**WRITTEN PROBLEM:** Rewrite all of the entries with every "line-point" changed to "marker" and everything else left the same. Leave the pictures out.

**DATASET RECORDS:**
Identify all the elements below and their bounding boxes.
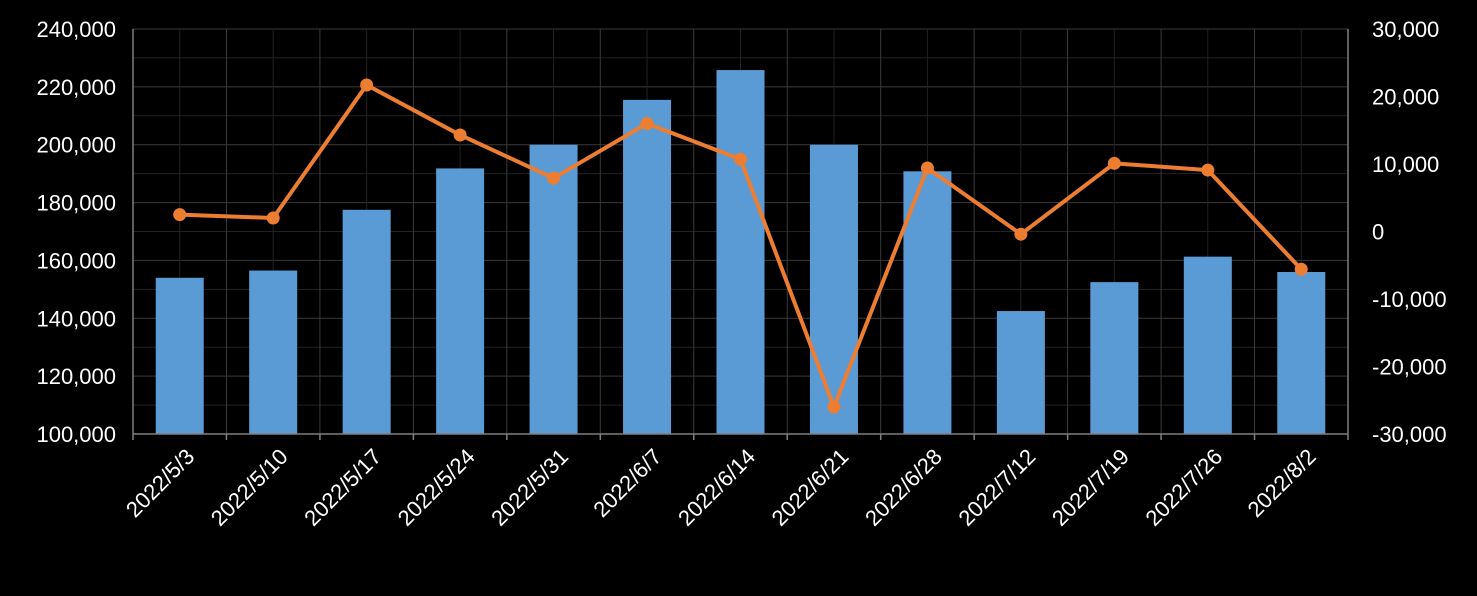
bar [342,209,391,434]
right-tick-label: -20,000 [1372,355,1447,380]
bar [809,144,858,434]
x-tick-label: 2022/5/31 [486,444,573,531]
right-tick-label: 30,000 [1372,17,1439,42]
x-tick-label: 2022/5/3 [121,444,199,522]
left-tick-label: 100,000 [36,422,116,447]
bar [716,70,765,434]
right-tick-label: 20,000 [1372,85,1439,110]
x-tick-label: 2022/5/24 [393,444,480,531]
line-point [173,208,187,222]
bar [249,270,298,434]
right-axis-ticks: -30,000 -20,000 -10,000 0 10,000 20,000 30,000 [1372,17,1447,447]
bar [529,144,578,434]
x-tick-label: 2022/5/17 [299,444,386,531]
left-tick-label: 140,000 [36,306,116,331]
x-tick-label: 2022/7/26 [1140,444,1227,531]
bar [903,171,952,435]
x-tick-label: 2022/6/14 [673,444,760,531]
right-tick-label: 10,000 [1372,152,1439,177]
line-point [1201,163,1215,177]
line-series [173,78,1308,414]
axes [132,29,1349,440]
line-point [734,152,747,166]
bar [1277,272,1326,434]
x-tick-label: 2022/7/19 [1047,444,1134,531]
line-point [640,117,654,130]
right-tick-label: -10,000 [1372,287,1447,312]
x-axis-ticks: 2022/5/3 2022/5/10 2022/5/17 2022/5/24 2022/… [121,444,1321,531]
bar [1090,282,1139,434]
left-tick-label: 220,000 [36,75,116,100]
line-point [1107,156,1121,170]
line-point [827,400,841,414]
x-tick-label: 2022/7/12 [954,444,1041,531]
right-tick-label: 0 [1372,220,1384,245]
bar [623,99,672,434]
line-point [453,128,467,142]
bar [436,168,485,434]
line-point [1294,262,1308,276]
left-tick-label: 240,000 [36,17,116,42]
line-point [360,78,374,92]
line-point [547,171,561,185]
line-point [920,161,934,175]
x-tick-label: 2022/6/21 [767,444,854,531]
left-tick-label: 200,000 [36,133,116,158]
left-axis-ticks: 100,000 120,000 140,000 160,000 180,000 200,0… [36,17,116,447]
left-tick-label: 160,000 [36,248,116,273]
x-tick-label: 2022/6/7 [588,444,666,522]
left-tick-label: 120,000 [36,364,116,389]
bar-series [155,70,1326,435]
bar [1183,256,1232,434]
line-point [1014,227,1028,241]
x-tick-label: 2022/6/28 [860,444,947,531]
bar [996,311,1045,434]
right-tick-label: -30,000 [1372,422,1447,447]
bar [155,277,204,434]
x-tick-label: 2022/8/2 [1243,444,1321,522]
x-tick-label: 2022/5/10 [206,444,293,531]
left-tick-label: 180,000 [36,191,116,216]
line-point [266,211,280,225]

**FINISHED TASK:**
Identify all the elements below and their bounding boxes.
bar [342,209,391,434]
right-tick-label: -20,000 [1372,355,1447,380]
bar [809,144,858,434]
x-tick-label: 2022/5/31 [486,444,573,531]
right-tick-label: 30,000 [1372,17,1439,42]
x-tick-label: 2022/5/3 [121,444,199,522]
left-tick-label: 100,000 [36,422,116,447]
bar [716,70,765,434]
right-tick-label: 20,000 [1372,85,1439,110]
x-tick-label: 2022/5/24 [393,444,480,531]
marker [173,208,187,222]
bar [249,270,298,434]
right-axis-ticks: -30,000 -20,000 -10,000 0 10,000 20,000 30,000 [1372,17,1447,447]
bar [529,144,578,434]
x-tick-label: 2022/5/17 [299,444,386,531]
left-tick-label: 140,000 [36,306,116,331]
x-tick-label: 2022/7/26 [1140,444,1227,531]
bar [903,171,952,435]
x-tick-label: 2022/6/14 [673,444,760,531]
right-tick-label: 10,000 [1372,152,1439,177]
marker [1201,163,1215,177]
line-series [173,78,1308,414]
axes [132,29,1349,440]
marker [734,152,747,166]
bar [1277,272,1326,434]
x-tick-label: 2022/7/19 [1047,444,1134,531]
marker [640,117,654,130]
right-tick-label: -10,000 [1372,287,1447,312]
x-axis-ticks: 2022/5/3 2022/5/10 2022/5/17 2022/5/24 2022/… [121,444,1321,531]
bar [1090,282,1139,434]
left-tick-label: 220,000 [36,75,116,100]
marker [1107,156,1121,170]
marker [827,400,841,414]
x-tick-label: 2022/7/12 [954,444,1041,531]
right-tick-label: 0 [1372,220,1384,245]
bar [623,99,672,434]
marker [453,128,467,142]
bar [436,168,485,434]
marker [1294,262,1308,276]
left-tick-label: 240,000 [36,17,116,42]
marker [360,78,374,92]
marker [547,171,561,185]
marker [920,161,934,175]
x-tick-label: 2022/6/21 [767,444,854,531]
left-tick-label: 200,000 [36,133,116,158]
left-axis-ticks: 100,000 120,000 140,000 160,000 180,000 200,0… [36,17,116,447]
left-tick-label: 160,000 [36,248,116,273]
x-tick-label: 2022/6/7 [588,444,666,522]
left-tick-label: 120,000 [36,364,116,389]
bar-series [155,70,1326,435]
bar [1183,256,1232,434]
marker [1014,227,1028,241]
x-tick-label: 2022/6/28 [860,444,947,531]
bar [996,311,1045,434]
right-tick-label: -30,000 [1372,422,1447,447]
bar [155,277,204,434]
x-tick-label: 2022/8/2 [1243,444,1321,522]
x-tick-label: 2022/5/10 [206,444,293,531]
left-tick-label: 180,000 [36,191,116,216]
marker [266,211,280,225]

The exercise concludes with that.